#### Task input
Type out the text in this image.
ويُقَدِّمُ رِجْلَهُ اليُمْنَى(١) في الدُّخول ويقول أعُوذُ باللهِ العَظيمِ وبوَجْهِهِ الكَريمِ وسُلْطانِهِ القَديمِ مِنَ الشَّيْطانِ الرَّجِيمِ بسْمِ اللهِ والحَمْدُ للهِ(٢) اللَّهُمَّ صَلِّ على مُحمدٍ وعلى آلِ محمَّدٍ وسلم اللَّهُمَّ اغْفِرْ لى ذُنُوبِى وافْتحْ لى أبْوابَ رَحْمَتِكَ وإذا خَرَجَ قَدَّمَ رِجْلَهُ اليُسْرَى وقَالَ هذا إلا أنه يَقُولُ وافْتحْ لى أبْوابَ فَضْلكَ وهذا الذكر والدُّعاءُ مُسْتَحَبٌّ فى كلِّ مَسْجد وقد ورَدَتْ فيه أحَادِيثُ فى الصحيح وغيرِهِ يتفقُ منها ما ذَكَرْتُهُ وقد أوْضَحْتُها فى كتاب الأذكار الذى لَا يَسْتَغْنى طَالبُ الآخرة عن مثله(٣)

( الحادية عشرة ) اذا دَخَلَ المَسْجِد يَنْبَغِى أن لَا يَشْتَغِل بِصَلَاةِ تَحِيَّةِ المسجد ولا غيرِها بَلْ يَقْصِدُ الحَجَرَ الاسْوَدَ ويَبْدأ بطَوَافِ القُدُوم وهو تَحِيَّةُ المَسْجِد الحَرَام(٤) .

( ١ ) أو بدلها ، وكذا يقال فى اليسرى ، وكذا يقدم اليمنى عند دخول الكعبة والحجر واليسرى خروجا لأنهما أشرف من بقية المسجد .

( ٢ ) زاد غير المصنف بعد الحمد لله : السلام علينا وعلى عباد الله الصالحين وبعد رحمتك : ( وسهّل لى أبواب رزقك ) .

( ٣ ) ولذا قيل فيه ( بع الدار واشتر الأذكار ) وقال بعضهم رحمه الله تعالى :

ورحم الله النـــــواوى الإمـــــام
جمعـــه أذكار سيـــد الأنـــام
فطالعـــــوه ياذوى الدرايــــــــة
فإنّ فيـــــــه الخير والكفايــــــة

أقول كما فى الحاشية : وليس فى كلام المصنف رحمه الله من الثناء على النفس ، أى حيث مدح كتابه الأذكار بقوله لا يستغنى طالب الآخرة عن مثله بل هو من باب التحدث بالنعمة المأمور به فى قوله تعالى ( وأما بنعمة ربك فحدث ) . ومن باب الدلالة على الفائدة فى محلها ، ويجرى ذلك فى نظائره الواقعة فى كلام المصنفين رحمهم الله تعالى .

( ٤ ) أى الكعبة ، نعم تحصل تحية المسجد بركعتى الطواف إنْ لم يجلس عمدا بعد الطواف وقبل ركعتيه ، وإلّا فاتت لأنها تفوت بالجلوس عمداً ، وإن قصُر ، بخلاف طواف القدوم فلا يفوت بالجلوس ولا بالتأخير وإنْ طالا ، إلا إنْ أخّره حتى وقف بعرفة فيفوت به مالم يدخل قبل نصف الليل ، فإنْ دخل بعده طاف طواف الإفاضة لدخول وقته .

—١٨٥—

==

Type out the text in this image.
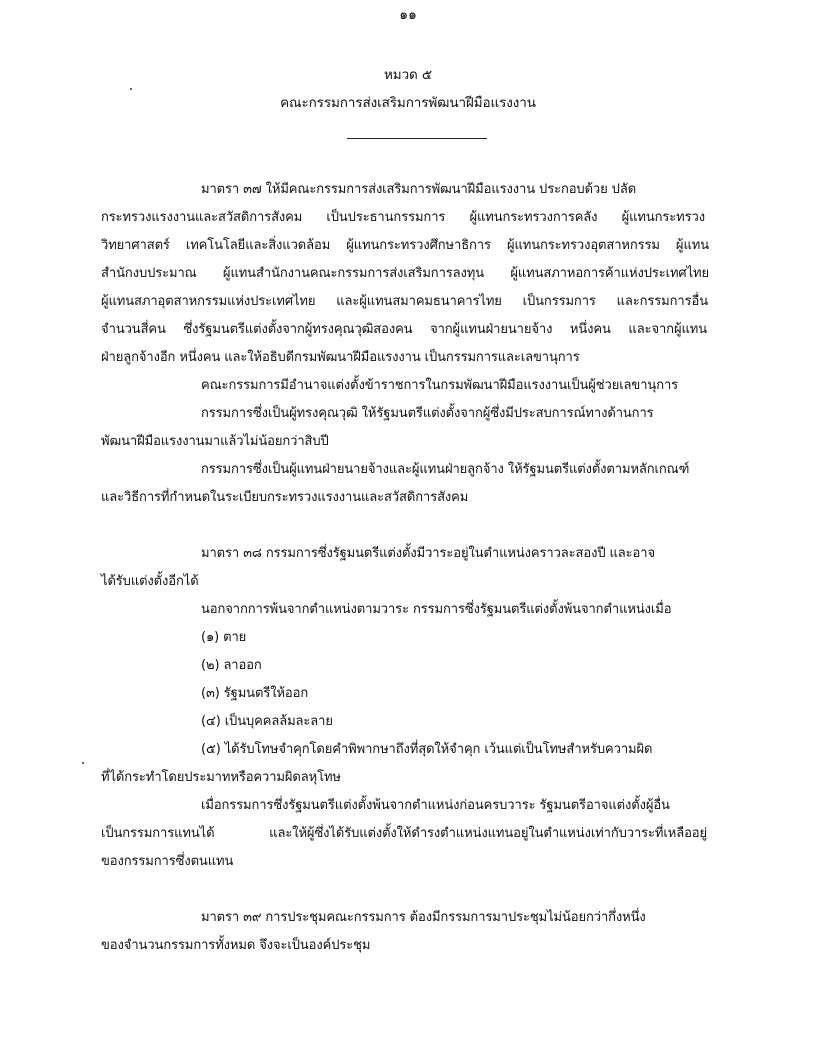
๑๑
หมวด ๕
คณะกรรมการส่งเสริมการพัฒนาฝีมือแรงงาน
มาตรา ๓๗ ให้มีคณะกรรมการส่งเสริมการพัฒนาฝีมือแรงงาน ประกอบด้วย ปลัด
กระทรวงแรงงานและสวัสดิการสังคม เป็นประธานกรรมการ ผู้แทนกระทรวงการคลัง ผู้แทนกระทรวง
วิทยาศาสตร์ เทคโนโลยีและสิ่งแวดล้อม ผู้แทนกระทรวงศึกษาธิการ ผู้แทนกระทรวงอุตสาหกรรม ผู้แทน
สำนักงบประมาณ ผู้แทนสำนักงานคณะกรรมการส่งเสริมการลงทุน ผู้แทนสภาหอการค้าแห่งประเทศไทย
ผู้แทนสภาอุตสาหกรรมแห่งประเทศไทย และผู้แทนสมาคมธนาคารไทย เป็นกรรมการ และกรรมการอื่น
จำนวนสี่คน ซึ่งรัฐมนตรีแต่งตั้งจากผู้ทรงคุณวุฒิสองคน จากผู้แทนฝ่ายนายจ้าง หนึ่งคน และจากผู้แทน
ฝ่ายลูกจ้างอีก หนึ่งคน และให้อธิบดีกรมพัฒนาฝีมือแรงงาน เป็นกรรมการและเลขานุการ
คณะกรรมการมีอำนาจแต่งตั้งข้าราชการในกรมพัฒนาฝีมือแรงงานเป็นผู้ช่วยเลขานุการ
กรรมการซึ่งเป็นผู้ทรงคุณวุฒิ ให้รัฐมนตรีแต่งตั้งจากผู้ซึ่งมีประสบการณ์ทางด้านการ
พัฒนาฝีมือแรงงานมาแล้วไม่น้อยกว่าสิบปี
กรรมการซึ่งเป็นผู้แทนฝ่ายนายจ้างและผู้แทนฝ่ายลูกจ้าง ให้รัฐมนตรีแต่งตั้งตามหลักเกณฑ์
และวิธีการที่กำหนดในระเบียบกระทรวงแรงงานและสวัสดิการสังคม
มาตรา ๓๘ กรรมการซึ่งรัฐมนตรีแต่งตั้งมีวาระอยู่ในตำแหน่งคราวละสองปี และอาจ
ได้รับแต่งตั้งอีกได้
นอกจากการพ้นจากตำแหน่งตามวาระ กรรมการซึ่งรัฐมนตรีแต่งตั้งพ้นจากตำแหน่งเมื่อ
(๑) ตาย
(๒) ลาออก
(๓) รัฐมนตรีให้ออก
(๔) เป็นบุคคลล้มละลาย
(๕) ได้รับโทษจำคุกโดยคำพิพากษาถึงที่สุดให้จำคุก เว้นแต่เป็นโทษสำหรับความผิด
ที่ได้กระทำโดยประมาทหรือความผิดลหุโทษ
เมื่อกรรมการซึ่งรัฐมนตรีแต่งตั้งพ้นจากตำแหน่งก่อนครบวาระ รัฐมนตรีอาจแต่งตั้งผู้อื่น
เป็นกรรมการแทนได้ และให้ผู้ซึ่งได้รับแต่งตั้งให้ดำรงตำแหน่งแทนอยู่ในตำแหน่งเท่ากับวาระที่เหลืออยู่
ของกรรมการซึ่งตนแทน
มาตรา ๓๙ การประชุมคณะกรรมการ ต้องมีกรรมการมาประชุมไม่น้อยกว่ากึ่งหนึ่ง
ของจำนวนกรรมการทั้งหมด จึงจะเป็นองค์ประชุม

#### What to produce
Each line above that includes "المصنف" should be shown.

#### Completed task
( ٢ ) زاد غير المصنف بعد الحمد لله : السلام علينا وعلى عباد الله الصالحين وبعد رحمتك : ( وسهّل لى أبواب رزقك ) .
أقول كما فى الحاشية : وليس فى كلام المصنف رحمه الله من الثناء على النفس ، أى حيث مدح كتابه الأذكار بقوله لا يستغنى طالب الآخرة عن مثله بل هو من باب التحدث بالنعمة المأمور به فى قوله تعالى ( وأما بنعمة ربك فحدث ) . ومن باب الدلالة على الفائدة فى محلها ، ويجرى ذلك فى نظائره الواقعة فى كلام المصنفين رحمهم الله تعالى .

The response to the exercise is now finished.